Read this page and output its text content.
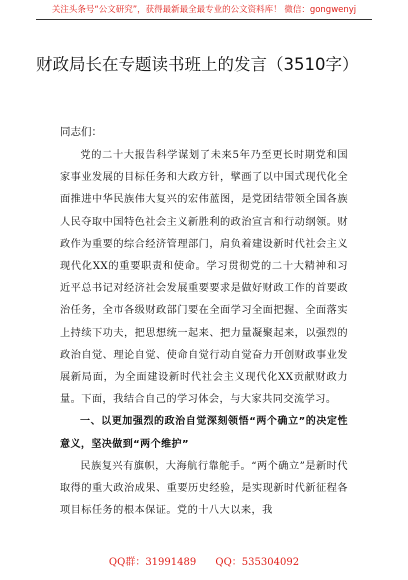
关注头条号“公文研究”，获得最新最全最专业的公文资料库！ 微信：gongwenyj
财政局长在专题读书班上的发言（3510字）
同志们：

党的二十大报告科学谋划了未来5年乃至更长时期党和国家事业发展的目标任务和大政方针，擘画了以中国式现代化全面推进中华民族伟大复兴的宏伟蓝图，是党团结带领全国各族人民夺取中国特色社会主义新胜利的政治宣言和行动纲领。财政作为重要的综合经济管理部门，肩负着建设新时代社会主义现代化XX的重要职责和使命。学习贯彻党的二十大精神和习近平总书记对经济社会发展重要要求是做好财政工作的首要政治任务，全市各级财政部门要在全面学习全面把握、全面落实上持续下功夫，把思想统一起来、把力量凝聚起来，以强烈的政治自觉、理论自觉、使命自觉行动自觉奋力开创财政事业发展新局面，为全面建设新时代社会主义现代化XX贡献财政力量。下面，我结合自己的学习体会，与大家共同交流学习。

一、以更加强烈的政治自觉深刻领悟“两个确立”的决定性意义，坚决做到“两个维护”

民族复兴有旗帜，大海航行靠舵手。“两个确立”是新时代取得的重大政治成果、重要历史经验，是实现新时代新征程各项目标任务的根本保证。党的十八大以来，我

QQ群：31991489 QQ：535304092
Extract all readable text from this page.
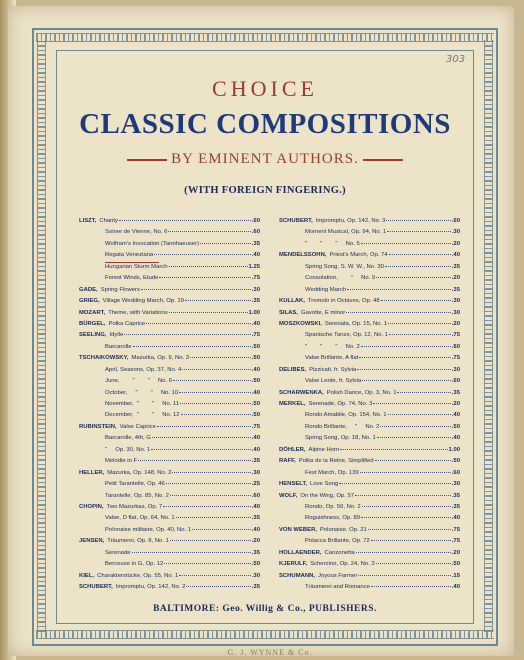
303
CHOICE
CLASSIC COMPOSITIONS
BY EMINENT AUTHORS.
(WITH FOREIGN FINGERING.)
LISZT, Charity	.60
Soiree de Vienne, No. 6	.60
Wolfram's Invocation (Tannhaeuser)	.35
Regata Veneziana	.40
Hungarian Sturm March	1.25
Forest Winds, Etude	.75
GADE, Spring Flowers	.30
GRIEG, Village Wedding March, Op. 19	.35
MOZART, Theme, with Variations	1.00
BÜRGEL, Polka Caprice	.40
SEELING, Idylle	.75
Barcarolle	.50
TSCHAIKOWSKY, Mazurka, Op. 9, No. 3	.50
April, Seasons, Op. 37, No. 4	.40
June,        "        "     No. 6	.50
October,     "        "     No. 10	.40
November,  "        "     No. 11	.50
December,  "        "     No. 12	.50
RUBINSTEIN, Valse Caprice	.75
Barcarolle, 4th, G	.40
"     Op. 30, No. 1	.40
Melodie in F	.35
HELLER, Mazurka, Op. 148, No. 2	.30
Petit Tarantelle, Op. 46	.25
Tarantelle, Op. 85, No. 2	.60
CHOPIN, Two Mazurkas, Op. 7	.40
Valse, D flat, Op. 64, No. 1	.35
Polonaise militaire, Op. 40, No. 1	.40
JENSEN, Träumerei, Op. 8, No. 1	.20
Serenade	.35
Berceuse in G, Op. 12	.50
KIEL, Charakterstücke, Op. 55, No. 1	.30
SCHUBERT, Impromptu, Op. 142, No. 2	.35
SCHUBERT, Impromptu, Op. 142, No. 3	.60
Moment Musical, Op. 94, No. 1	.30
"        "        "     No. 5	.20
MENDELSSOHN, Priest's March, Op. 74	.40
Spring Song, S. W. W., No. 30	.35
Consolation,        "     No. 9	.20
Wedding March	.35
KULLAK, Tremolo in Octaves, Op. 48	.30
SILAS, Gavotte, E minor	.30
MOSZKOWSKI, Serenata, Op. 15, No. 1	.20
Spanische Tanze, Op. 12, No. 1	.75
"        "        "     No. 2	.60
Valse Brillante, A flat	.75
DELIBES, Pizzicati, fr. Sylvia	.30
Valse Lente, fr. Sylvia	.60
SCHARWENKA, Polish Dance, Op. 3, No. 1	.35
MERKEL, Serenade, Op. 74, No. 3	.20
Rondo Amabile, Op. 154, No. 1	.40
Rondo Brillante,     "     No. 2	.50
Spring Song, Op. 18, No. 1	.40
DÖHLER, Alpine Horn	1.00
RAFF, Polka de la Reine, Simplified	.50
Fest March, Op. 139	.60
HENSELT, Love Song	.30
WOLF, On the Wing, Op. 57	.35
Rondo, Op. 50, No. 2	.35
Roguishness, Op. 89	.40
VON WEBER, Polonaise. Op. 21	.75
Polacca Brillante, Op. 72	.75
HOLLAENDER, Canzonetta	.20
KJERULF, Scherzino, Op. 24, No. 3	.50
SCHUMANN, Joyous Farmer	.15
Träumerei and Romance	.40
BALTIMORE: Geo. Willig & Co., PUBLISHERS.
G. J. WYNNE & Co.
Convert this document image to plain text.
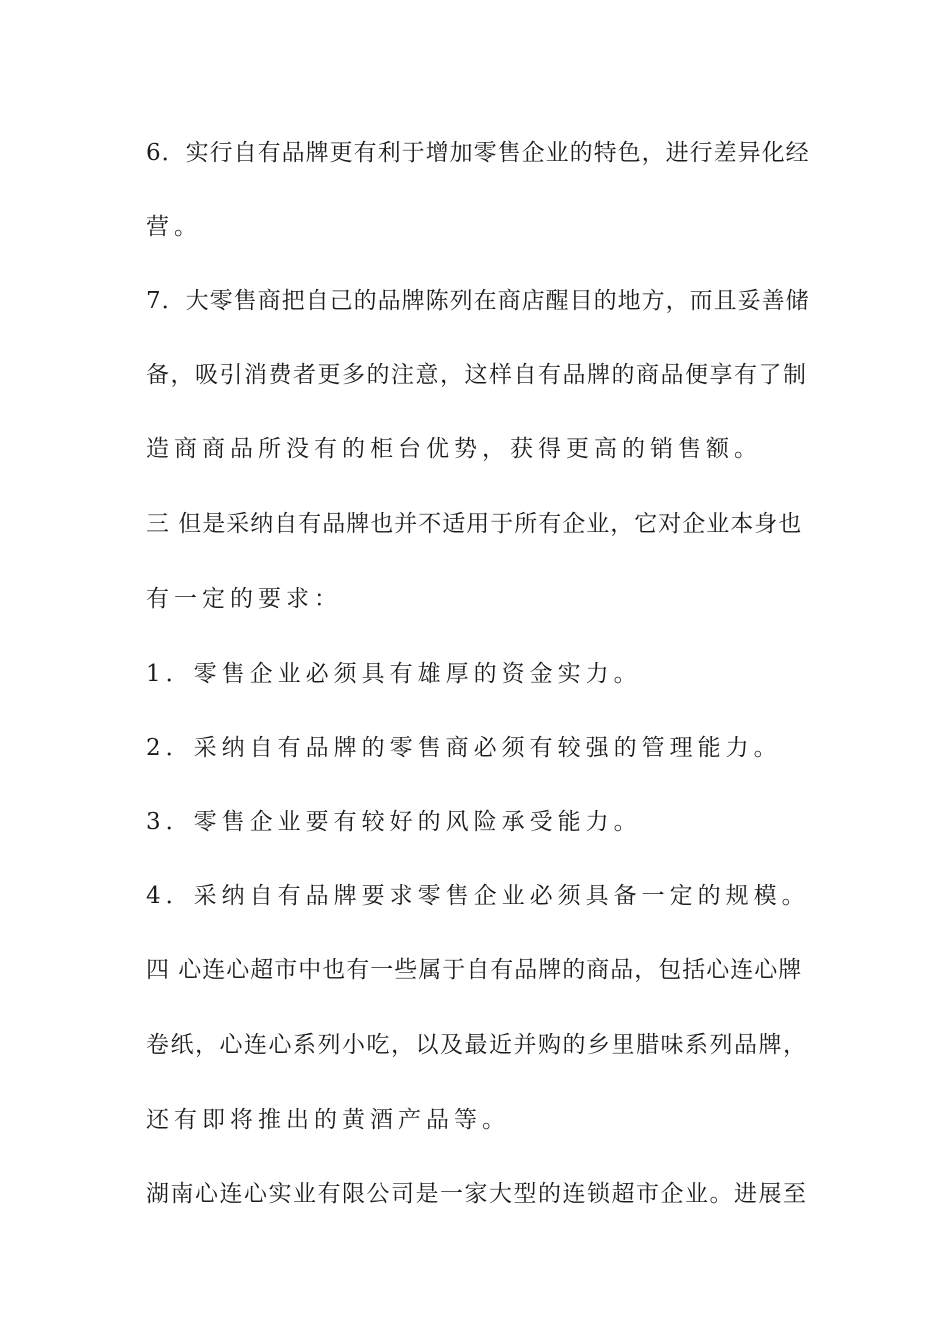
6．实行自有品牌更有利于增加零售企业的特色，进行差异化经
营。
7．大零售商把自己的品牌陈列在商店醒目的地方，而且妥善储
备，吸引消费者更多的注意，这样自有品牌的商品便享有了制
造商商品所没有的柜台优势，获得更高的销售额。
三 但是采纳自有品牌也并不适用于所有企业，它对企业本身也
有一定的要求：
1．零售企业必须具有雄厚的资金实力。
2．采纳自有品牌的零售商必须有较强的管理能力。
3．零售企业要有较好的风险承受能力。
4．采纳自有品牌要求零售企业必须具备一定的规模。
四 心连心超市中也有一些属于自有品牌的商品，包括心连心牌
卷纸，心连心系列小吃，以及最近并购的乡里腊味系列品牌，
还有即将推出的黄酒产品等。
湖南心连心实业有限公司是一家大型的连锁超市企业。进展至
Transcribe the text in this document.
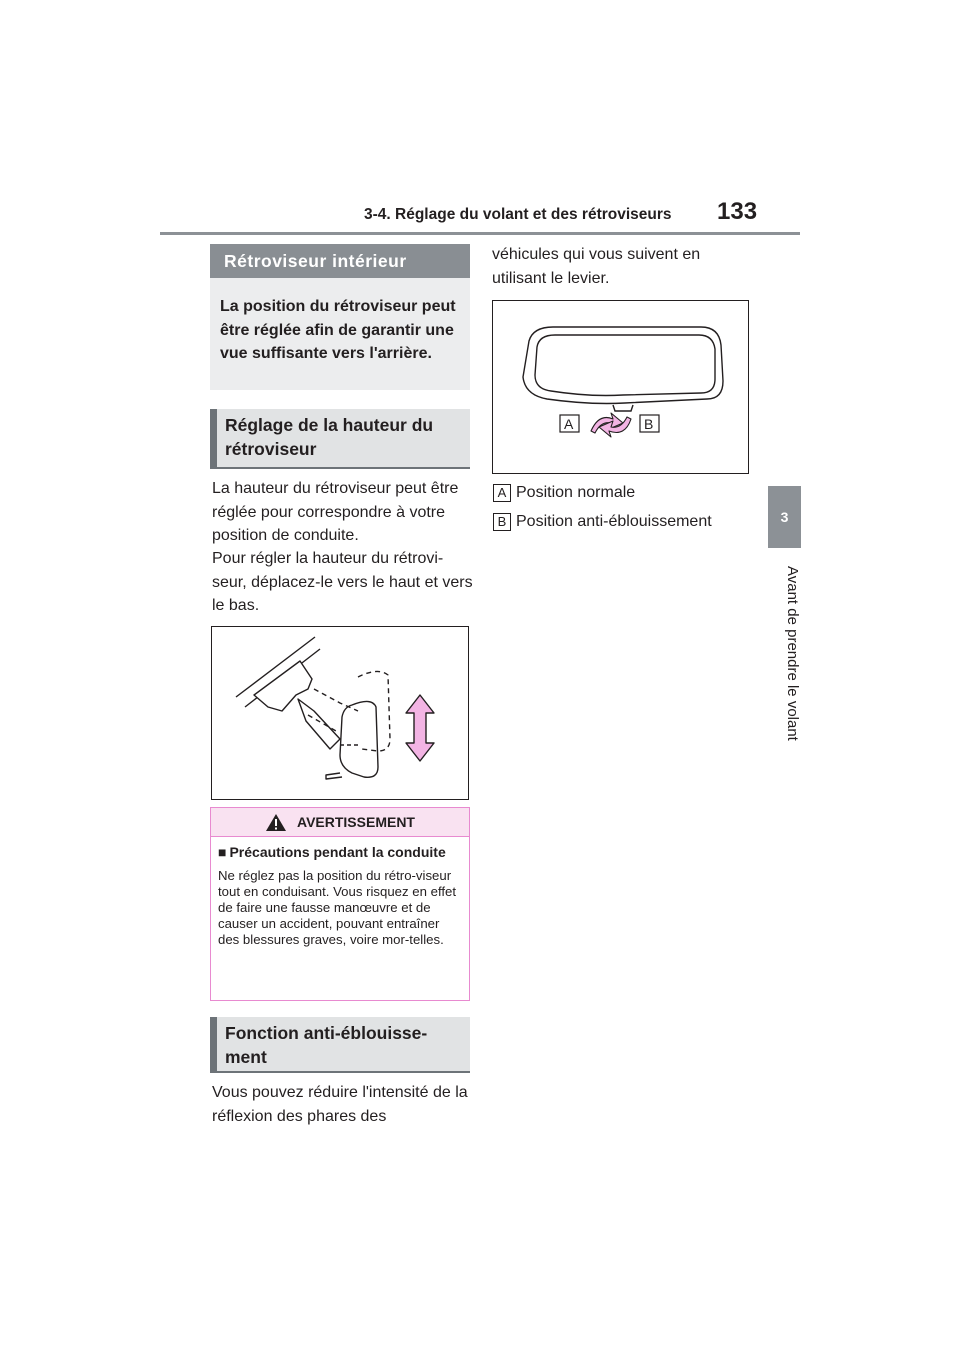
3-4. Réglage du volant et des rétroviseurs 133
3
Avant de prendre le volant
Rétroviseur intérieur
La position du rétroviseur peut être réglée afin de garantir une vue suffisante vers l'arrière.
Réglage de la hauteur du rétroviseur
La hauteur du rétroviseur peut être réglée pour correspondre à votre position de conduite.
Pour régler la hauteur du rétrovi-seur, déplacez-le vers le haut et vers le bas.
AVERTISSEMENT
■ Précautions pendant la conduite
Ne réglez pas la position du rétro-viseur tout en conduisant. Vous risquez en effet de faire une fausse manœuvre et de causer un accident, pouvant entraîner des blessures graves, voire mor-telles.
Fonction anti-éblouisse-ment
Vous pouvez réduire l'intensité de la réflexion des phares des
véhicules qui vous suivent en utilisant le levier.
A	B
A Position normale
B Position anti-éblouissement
..........
TASK PROMPT. Reproduce all the records verbatim, excluding images.

RESULT OF THE TASK.
Read this page and output its text content.
关注头条号“公文研究”，获得最新最全最专业的公文资料库！ 微信：gongwenyj
财政局长在专题读书班上的发言（3510字）
同志们：

党的二十大报告科学谋划了未来5年乃至更长时期党和国家事业发展的目标任务和大政方针，擘画了以中国式现代化全面推进中华民族伟大复兴的宏伟蓝图，是党团结带领全国各族人民夺取中国特色社会主义新胜利的政治宣言和行动纲领。财政作为重要的综合经济管理部门，肩负着建设新时代社会主义现代化XX的重要职责和使命。学习贯彻党的二十大精神和习近平总书记对经济社会发展重要要求是做好财政工作的首要政治任务，全市各级财政部门要在全面学习全面把握、全面落实上持续下功夫，把思想统一起来、把力量凝聚起来，以强烈的政治自觉、理论自觉、使命自觉行动自觉奋力开创财政事业发展新局面，为全面建设新时代社会主义现代化XX贡献财政力量。下面，我结合自己的学习体会，与大家共同交流学习。

一、以更加强烈的政治自觉深刻领悟“两个确立”的决定性意义，坚决做到“两个维护”

民族复兴有旗帜，大海航行靠舵手。“两个确立”是新时代取得的重大政治成果、重要历史经验，是实现新时代新征程各项目标任务的根本保证。党的十八大以来，我

QQ群：31991489 QQ：535304092
Extract all readable text from this page.
303
CHOICE
CLASSIC COMPOSITIONS
BY EMINENT AUTHORS.
(WITH FOREIGN FINGERING.)
LISZT, Charity	.60
Soiree de Vienne, No. 6	.60
Wolfram's Invocation (Tannhaeuser)	.35
Regata Veneziana	.40
Hungarian Sturm March	1.25
Forest Winds, Etude	.75
GADE, Spring Flowers	.30
GRIEG, Village Wedding March, Op. 19	.35
MOZART, Theme, with Variations	1.00
BÜRGEL, Polka Caprice	.40
SEELING, Idylle	.75
Barcarolle	.50
TSCHAIKOWSKY, Mazurka, Op. 9, No. 3	.50
April, Seasons, Op. 37, No. 4	.40
June,        "        "     No. 6	.50
October,     "        "     No. 10	.40
November,  "        "     No. 11	.50
December,  "        "     No. 12	.50
RUBINSTEIN, Valse Caprice	.75
Barcarolle, 4th, G	.40
"     Op. 30, No. 1	.40
Melodie in F	.35
HELLER, Mazurka, Op. 148, No. 2	.30
Petit Tarantelle, Op. 46	.25
Tarantelle, Op. 85, No. 2	.60
CHOPIN, Two Mazurkas, Op. 7	.40
Valse, D flat, Op. 64, No. 1	.35
Polonaise militaire, Op. 40, No. 1	.40
JENSEN, Träumerei, Op. 8, No. 1	.20
Serenade	.35
Berceuse in G, Op. 12	.50
KIEL, Charakterstücke, Op. 55, No. 1	.30
SCHUBERT, Impromptu, Op. 142, No. 2	.35
SCHUBERT, Impromptu, Op. 142, No. 3	.60
Moment Musical, Op. 94, No. 1	.30
"        "        "     No. 5	.20
MENDELSSOHN, Priest's March, Op. 74	.40
Spring Song, S. W. W., No. 30	.35
Consolation,        "     No. 9	.20
Wedding March	.35
KULLAK, Tremolo in Octaves, Op. 48	.30
SILAS, Gavotte, E minor	.30
MOSZKOWSKI, Serenata, Op. 15, No. 1	.20
Spanische Tanze, Op. 12, No. 1	.75
"        "        "     No. 2	.60
Valse Brillante, A flat	.75
DELIBES, Pizzicati, fr. Sylvia	.30
Valse Lente, fr. Sylvia	.60
SCHARWENKA, Polish Dance, Op. 3, No. 1	.35
MERKEL, Serenade, Op. 74, No. 3	.20
Rondo Amabile, Op. 154, No. 1	.40
Rondo Brillante,     "     No. 2	.50
Spring Song, Op. 18, No. 1	.40
DÖHLER, Alpine Horn	1.00
RAFF, Polka de la Reine, Simplified	.50
Fest March, Op. 139	.60
HENSELT, Love Song	.30
WOLF, On the Wing, Op. 57	.35
Rondo, Op. 50, No. 2	.35
Roguishness, Op. 89	.40
VON WEBER, Polonaise. Op. 21	.75
Polacca Brillante, Op. 72	.75
HOLLAENDER, Canzonetta	.20
KJERULF, Scherzino, Op. 24, No. 3	.50
SCHUMANN, Joyous Farmer	.15
Träumerei and Romance	.40
BALTIMORE: Geo. Willig & Co., PUBLISHERS.
G. J. WYNNE & Co.
Convert this document image to plain text.
6．实行自有品牌更有利于增加零售企业的特色，进行差异化经
营。
7．大零售商把自己的品牌陈列在商店醒目的地方，而且妥善储
备，吸引消费者更多的注意，这样自有品牌的商品便享有了制
造商商品所没有的柜台优势，获得更高的销售额。
三 但是采纳自有品牌也并不适用于所有企业，它对企业本身也
有一定的要求：
1．零售企业必须具有雄厚的资金实力。
2．采纳自有品牌的零售商必须有较强的管理能力。
3．零售企业要有较好的风险承受能力。
4．采纳自有品牌要求零售企业必须具备一定的规模。
四 心连心超市中也有一些属于自有品牌的商品，包括心连心牌
卷纸，心连心系列小吃，以及最近并购的乡里腊味系列品牌，
还有即将推出的黄酒产品等。
湖南心连心实业有限公司是一家大型的连锁超市企业。进展至
Transcribe the text in this document.
3-4. Réglage du volant et des rétroviseurs 133
3
Avant de prendre le volant
Rétroviseur intérieur
La position du rétroviseur peut être réglée afin de garantir une vue suffisante vers l'arrière.
Réglage de la hauteur du rétroviseur
La hauteur du rétroviseur peut être réglée pour correspondre à votre position de conduite.
Pour régler la hauteur du rétrovi-seur, déplacez-le vers le haut et vers le bas.
AVERTISSEMENT
■ Précautions pendant la conduite
Ne réglez pas la position du rétro-viseur tout en conduisant. Vous risquez en effet de faire une fausse manœuvre et de causer un accident, pouvant entraîner des blessures graves, voire mor-telles.
Fonction anti-éblouisse-ment
Vous pouvez réduire l'intensité de la réflexion des phares des
véhicules qui vous suivent en utilisant le levier.
A	B
A Position normale
B Position anti-éblouissement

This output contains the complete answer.